Figure content listings:
## START

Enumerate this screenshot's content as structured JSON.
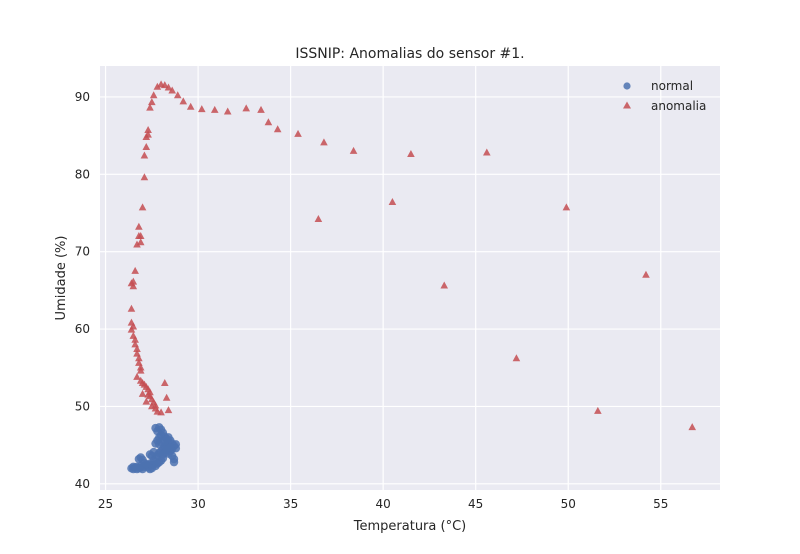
{
  "chart_data": {
    "type": "scatter",
    "title": "ISSNIP: Anomalias do sensor #1.",
    "xlabel": "Temperatura (°C)",
    "ylabel": "Umidade (%)",
    "xlim": [
      24.7,
      58.2
    ],
    "ylim": [
      39.2,
      94.0
    ],
    "xticks": [
      25,
      30,
      35,
      40,
      45,
      50,
      55
    ],
    "yticks": [
      40,
      50,
      60,
      70,
      80,
      90
    ],
    "grid": true,
    "legend_position": "top-right",
    "series": [
      {
        "name": "normal",
        "marker": "circle",
        "color": "#4c72b0",
        "points": [
          [
            26.4,
            42.0
          ],
          [
            26.5,
            41.9
          ],
          [
            26.6,
            42.1
          ],
          [
            26.7,
            41.9
          ],
          [
            26.8,
            42.0
          ],
          [
            26.9,
            42.1
          ],
          [
            27.0,
            41.9
          ],
          [
            26.5,
            42.2
          ],
          [
            26.7,
            42.2
          ],
          [
            26.9,
            42.3
          ],
          [
            27.1,
            42.2
          ],
          [
            27.3,
            42.1
          ],
          [
            27.4,
            41.9
          ],
          [
            27.5,
            42.0
          ],
          [
            26.8,
            43.2
          ],
          [
            26.9,
            43.4
          ],
          [
            27.0,
            43.1
          ],
          [
            27.1,
            42.7
          ],
          [
            27.2,
            42.5
          ],
          [
            27.3,
            42.4
          ],
          [
            27.4,
            42.6
          ],
          [
            27.5,
            42.4
          ],
          [
            27.6,
            42.5
          ],
          [
            27.7,
            42.3
          ],
          [
            27.8,
            42.6
          ],
          [
            27.9,
            42.8
          ],
          [
            28.0,
            43.0
          ],
          [
            28.1,
            43.3
          ],
          [
            27.6,
            43.0
          ],
          [
            27.7,
            43.4
          ],
          [
            27.8,
            43.7
          ],
          [
            27.9,
            44.0
          ],
          [
            28.0,
            44.2
          ],
          [
            28.1,
            44.5
          ],
          [
            28.2,
            44.8
          ],
          [
            28.3,
            45.0
          ],
          [
            28.4,
            45.3
          ],
          [
            28.5,
            45.6
          ],
          [
            28.6,
            45.2
          ],
          [
            28.7,
            44.9
          ],
          [
            28.6,
            44.5
          ],
          [
            28.5,
            44.2
          ],
          [
            28.7,
            43.2
          ],
          [
            28.7,
            42.8
          ],
          [
            28.6,
            43.6
          ],
          [
            28.4,
            43.9
          ],
          [
            28.3,
            44.4
          ],
          [
            28.2,
            44.0
          ],
          [
            28.1,
            43.8
          ],
          [
            27.7,
            45.2
          ],
          [
            27.8,
            45.6
          ],
          [
            27.9,
            46.0
          ],
          [
            28.0,
            46.3
          ],
          [
            28.1,
            46.6
          ],
          [
            27.8,
            46.8
          ],
          [
            27.7,
            47.2
          ],
          [
            27.9,
            47.3
          ],
          [
            28.0,
            47.0
          ],
          [
            28.2,
            46.1
          ],
          [
            28.3,
            45.8
          ],
          [
            28.4,
            46.0
          ],
          [
            28.8,
            45.1
          ],
          [
            28.8,
            44.6
          ],
          [
            27.5,
            43.6
          ],
          [
            27.4,
            43.8
          ],
          [
            27.6,
            44.1
          ],
          [
            27.9,
            45.1
          ],
          [
            28.0,
            45.4
          ],
          [
            28.2,
            45.5
          ],
          [
            28.5,
            44.7
          ]
        ]
      },
      {
        "name": "anomalia",
        "marker": "triangle",
        "color": "#c44e52",
        "points": [
          [
            26.4,
            62.6
          ],
          [
            26.4,
            60.8
          ],
          [
            26.4,
            59.9
          ],
          [
            26.5,
            60.3
          ],
          [
            26.5,
            59.1
          ],
          [
            26.6,
            58.6
          ],
          [
            26.6,
            58.0
          ],
          [
            26.7,
            57.4
          ],
          [
            26.7,
            56.8
          ],
          [
            26.8,
            56.2
          ],
          [
            26.8,
            55.6
          ],
          [
            26.9,
            55.0
          ],
          [
            26.9,
            54.6
          ],
          [
            26.7,
            53.8
          ],
          [
            26.9,
            53.3
          ],
          [
            27.0,
            53.0
          ],
          [
            27.1,
            52.8
          ],
          [
            27.2,
            52.5
          ],
          [
            27.3,
            52.2
          ],
          [
            27.4,
            51.8
          ],
          [
            27.4,
            51.3
          ],
          [
            27.5,
            50.9
          ],
          [
            27.6,
            50.5
          ],
          [
            27.7,
            50.1
          ],
          [
            27.7,
            49.7
          ],
          [
            27.8,
            49.3
          ],
          [
            27.0,
            51.6
          ],
          [
            27.2,
            50.6
          ],
          [
            27.3,
            51.5
          ],
          [
            27.5,
            50.0
          ],
          [
            28.0,
            49.2
          ],
          [
            28.4,
            49.5
          ],
          [
            28.3,
            51.1
          ],
          [
            28.2,
            53.0
          ],
          [
            26.5,
            65.5
          ],
          [
            26.5,
            66.1
          ],
          [
            26.6,
            67.5
          ],
          [
            26.4,
            65.9
          ],
          [
            26.7,
            70.9
          ],
          [
            26.8,
            72.0
          ],
          [
            26.8,
            73.2
          ],
          [
            26.9,
            72.0
          ],
          [
            26.9,
            71.2
          ],
          [
            27.0,
            75.7
          ],
          [
            27.1,
            79.6
          ],
          [
            27.1,
            82.4
          ],
          [
            27.2,
            83.5
          ],
          [
            27.2,
            84.8
          ],
          [
            27.3,
            85.7
          ],
          [
            27.3,
            85.1
          ],
          [
            27.4,
            88.6
          ],
          [
            27.5,
            89.3
          ],
          [
            27.6,
            90.2
          ],
          [
            27.8,
            91.3
          ],
          [
            28.0,
            91.6
          ],
          [
            28.2,
            91.5
          ],
          [
            28.4,
            91.2
          ],
          [
            28.6,
            90.8
          ],
          [
            28.9,
            90.2
          ],
          [
            29.2,
            89.4
          ],
          [
            29.6,
            88.7
          ],
          [
            30.2,
            88.4
          ],
          [
            30.9,
            88.3
          ],
          [
            31.6,
            88.1
          ],
          [
            32.6,
            88.5
          ],
          [
            33.4,
            88.3
          ],
          [
            33.8,
            86.7
          ],
          [
            34.3,
            85.8
          ],
          [
            35.4,
            85.2
          ],
          [
            36.8,
            84.1
          ],
          [
            38.4,
            83.0
          ],
          [
            41.5,
            82.6
          ],
          [
            45.6,
            82.8
          ],
          [
            36.5,
            74.2
          ],
          [
            40.5,
            76.4
          ],
          [
            43.3,
            65.6
          ],
          [
            47.2,
            56.2
          ],
          [
            49.9,
            75.7
          ],
          [
            51.6,
            49.4
          ],
          [
            54.2,
            67.0
          ],
          [
            56.7,
            47.3
          ]
        ]
      }
    ]
  }
}
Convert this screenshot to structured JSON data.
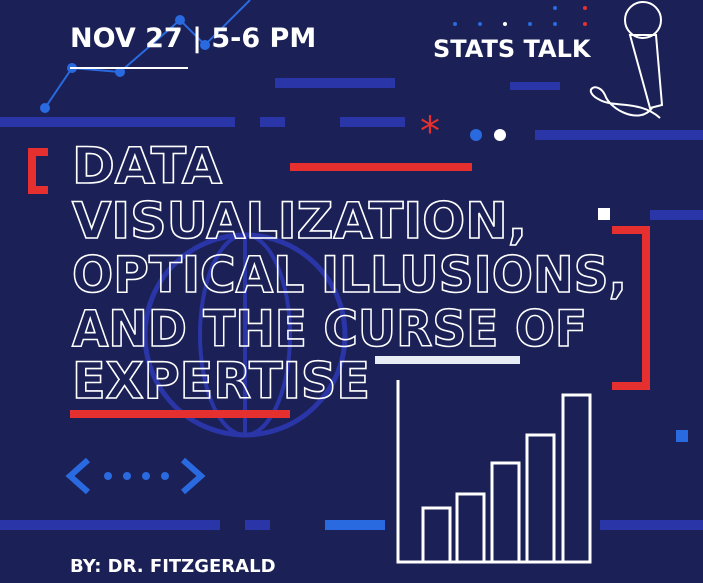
{
  "header": {
    "date": "NOV 27 | 5-6 PM",
    "series": "STATS TALK"
  },
  "title": {
    "lines": [
      "DATA",
      "VISUALIZATION,",
      "OPTICAL ILLUSIONS,",
      "AND THE CURSE OF",
      "EXPERTISE"
    ]
  },
  "footer": {
    "speaker": "BY: DR. FITZGERALD"
  }
}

## END

TASK REQUIREMENTS: Leave out the pictures, and give all the records again exactly.

RESPONSE TO THE TASK:
Enumerate this screenshot's content as structured JSON.
{
  "chart_data": {
    "type": "scatter",
    "title": "ISSNIP: Anomalias do sensor #1.",
    "xlabel": "Temperatura (°C)",
    "ylabel": "Umidade (%)",
    "xlim": [
      24.7,
      58.2
    ],
    "ylim": [
      39.2,
      94.0
    ],
    "xticks": [
      25,
      30,
      35,
      40,
      45,
      50,
      55
    ],
    "yticks": [
      40,
      50,
      60,
      70,
      80,
      90
    ],
    "grid": true,
    "legend_position": "top-right",
    "series": [
      {
        "name": "normal",
        "marker": "circle",
        "color": "#4c72b0",
        "points": [
          [
            26.4,
            42.0
          ],
          [
            26.5,
            41.9
          ],
          [
            26.6,
            42.1
          ],
          [
            26.7,
            41.9
          ],
          [
            26.8,
            42.0
          ],
          [
            26.9,
            42.1
          ],
          [
            27.0,
            41.9
          ],
          [
            26.5,
            42.2
          ],
          [
            26.7,
            42.2
          ],
          [
            26.9,
            42.3
          ],
          [
            27.1,
            42.2
          ],
          [
            27.3,
            42.1
          ],
          [
            27.4,
            41.9
          ],
          [
            27.5,
            42.0
          ],
          [
            26.8,
            43.2
          ],
          [
            26.9,
            43.4
          ],
          [
            27.0,
            43.1
          ],
          [
            27.1,
            42.7
          ],
          [
            27.2,
            42.5
          ],
          [
            27.3,
            42.4
          ],
          [
            27.4,
            42.6
          ],
          [
            27.5,
            42.4
          ],
          [
            27.6,
            42.5
          ],
          [
            27.7,
            42.3
          ],
          [
            27.8,
            42.6
          ],
          [
            27.9,
            42.8
          ],
          [
            28.0,
            43.0
          ],
          [
            28.1,
            43.3
          ],
          [
            27.6,
            43.0
          ],
          [
            27.7,
            43.4
          ],
          [
            27.8,
            43.7
          ],
          [
            27.9,
            44.0
          ],
          [
            28.0,
            44.2
          ],
          [
            28.1,
            44.5
          ],
          [
            28.2,
            44.8
          ],
          [
            28.3,
            45.0
          ],
          [
            28.4,
            45.3
          ],
          [
            28.5,
            45.6
          ],
          [
            28.6,
            45.2
          ],
          [
            28.7,
            44.9
          ],
          [
            28.6,
            44.5
          ],
          [
            28.5,
            44.2
          ],
          [
            28.7,
            43.2
          ],
          [
            28.7,
            42.8
          ],
          [
            28.6,
            43.6
          ],
          [
            28.4,
            43.9
          ],
          [
            28.3,
            44.4
          ],
          [
            28.2,
            44.0
          ],
          [
            28.1,
            43.8
          ],
          [
            27.7,
            45.2
          ],
          [
            27.8,
            45.6
          ],
          [
            27.9,
            46.0
          ],
          [
            28.0,
            46.3
          ],
          [
            28.1,
            46.6
          ],
          [
            27.8,
            46.8
          ],
          [
            27.7,
            47.2
          ],
          [
            27.9,
            47.3
          ],
          [
            28.0,
            47.0
          ],
          [
            28.2,
            46.1
          ],
          [
            28.3,
            45.8
          ],
          [
            28.4,
            46.0
          ],
          [
            28.8,
            45.1
          ],
          [
            28.8,
            44.6
          ],
          [
            27.5,
            43.6
          ],
          [
            27.4,
            43.8
          ],
          [
            27.6,
            44.1
          ],
          [
            27.9,
            45.1
          ],
          [
            28.0,
            45.4
          ],
          [
            28.2,
            45.5
          ],
          [
            28.5,
            44.7
          ]
        ]
      },
      {
        "name": "anomalia",
        "marker": "triangle",
        "color": "#c44e52",
        "points": [
          [
            26.4,
            62.6
          ],
          [
            26.4,
            60.8
          ],
          [
            26.4,
            59.9
          ],
          [
            26.5,
            60.3
          ],
          [
            26.5,
            59.1
          ],
          [
            26.6,
            58.6
          ],
          [
            26.6,
            58.0
          ],
          [
            26.7,
            57.4
          ],
          [
            26.7,
            56.8
          ],
          [
            26.8,
            56.2
          ],
          [
            26.8,
            55.6
          ],
          [
            26.9,
            55.0
          ],
          [
            26.9,
            54.6
          ],
          [
            26.7,
            53.8
          ],
          [
            26.9,
            53.3
          ],
          [
            27.0,
            53.0
          ],
          [
            27.1,
            52.8
          ],
          [
            27.2,
            52.5
          ],
          [
            27.3,
            52.2
          ],
          [
            27.4,
            51.8
          ],
          [
            27.4,
            51.3
          ],
          [
            27.5,
            50.9
          ],
          [
            27.6,
            50.5
          ],
          [
            27.7,
            50.1
          ],
          [
            27.7,
            49.7
          ],
          [
            27.8,
            49.3
          ],
          [
            27.0,
            51.6
          ],
          [
            27.2,
            50.6
          ],
          [
            27.3,
            51.5
          ],
          [
            27.5,
            50.0
          ],
          [
            28.0,
            49.2
          ],
          [
            28.4,
            49.5
          ],
          [
            28.3,
            51.1
          ],
          [
            28.2,
            53.0
          ],
          [
            26.5,
            65.5
          ],
          [
            26.5,
            66.1
          ],
          [
            26.6,
            67.5
          ],
          [
            26.4,
            65.9
          ],
          [
            26.7,
            70.9
          ],
          [
            26.8,
            72.0
          ],
          [
            26.8,
            73.2
          ],
          [
            26.9,
            72.0
          ],
          [
            26.9,
            71.2
          ],
          [
            27.0,
            75.7
          ],
          [
            27.1,
            79.6
          ],
          [
            27.1,
            82.4
          ],
          [
            27.2,
            83.5
          ],
          [
            27.2,
            84.8
          ],
          [
            27.3,
            85.7
          ],
          [
            27.3,
            85.1
          ],
          [
            27.4,
            88.6
          ],
          [
            27.5,
            89.3
          ],
          [
            27.6,
            90.2
          ],
          [
            27.8,
            91.3
          ],
          [
            28.0,
            91.6
          ],
          [
            28.2,
            91.5
          ],
          [
            28.4,
            91.2
          ],
          [
            28.6,
            90.8
          ],
          [
            28.9,
            90.2
          ],
          [
            29.2,
            89.4
          ],
          [
            29.6,
            88.7
          ],
          [
            30.2,
            88.4
          ],
          [
            30.9,
            88.3
          ],
          [
            31.6,
            88.1
          ],
          [
            32.6,
            88.5
          ],
          [
            33.4,
            88.3
          ],
          [
            33.8,
            86.7
          ],
          [
            34.3,
            85.8
          ],
          [
            35.4,
            85.2
          ],
          [
            36.8,
            84.1
          ],
          [
            38.4,
            83.0
          ],
          [
            41.5,
            82.6
          ],
          [
            45.6,
            82.8
          ],
          [
            36.5,
            74.2
          ],
          [
            40.5,
            76.4
          ],
          [
            43.3,
            65.6
          ],
          [
            47.2,
            56.2
          ],
          [
            49.9,
            75.7
          ],
          [
            51.6,
            49.4
          ],
          [
            54.2,
            67.0
          ],
          [
            56.7,
            47.3
          ]
        ]
      }
    ]
  }
}
Convert this screenshot to structured JSON data.
{
  "header": {
    "date": "NOV 27 | 5-6 PM",
    "series": "STATS TALK"
  },
  "title": {
    "lines": [
      "DATA",
      "VISUALIZATION,",
      "OPTICAL ILLUSIONS,",
      "AND THE CURSE OF",
      "EXPERTISE"
    ]
  },
  "footer": {
    "speaker": "BY: DR. FITZGERALD"
  }
}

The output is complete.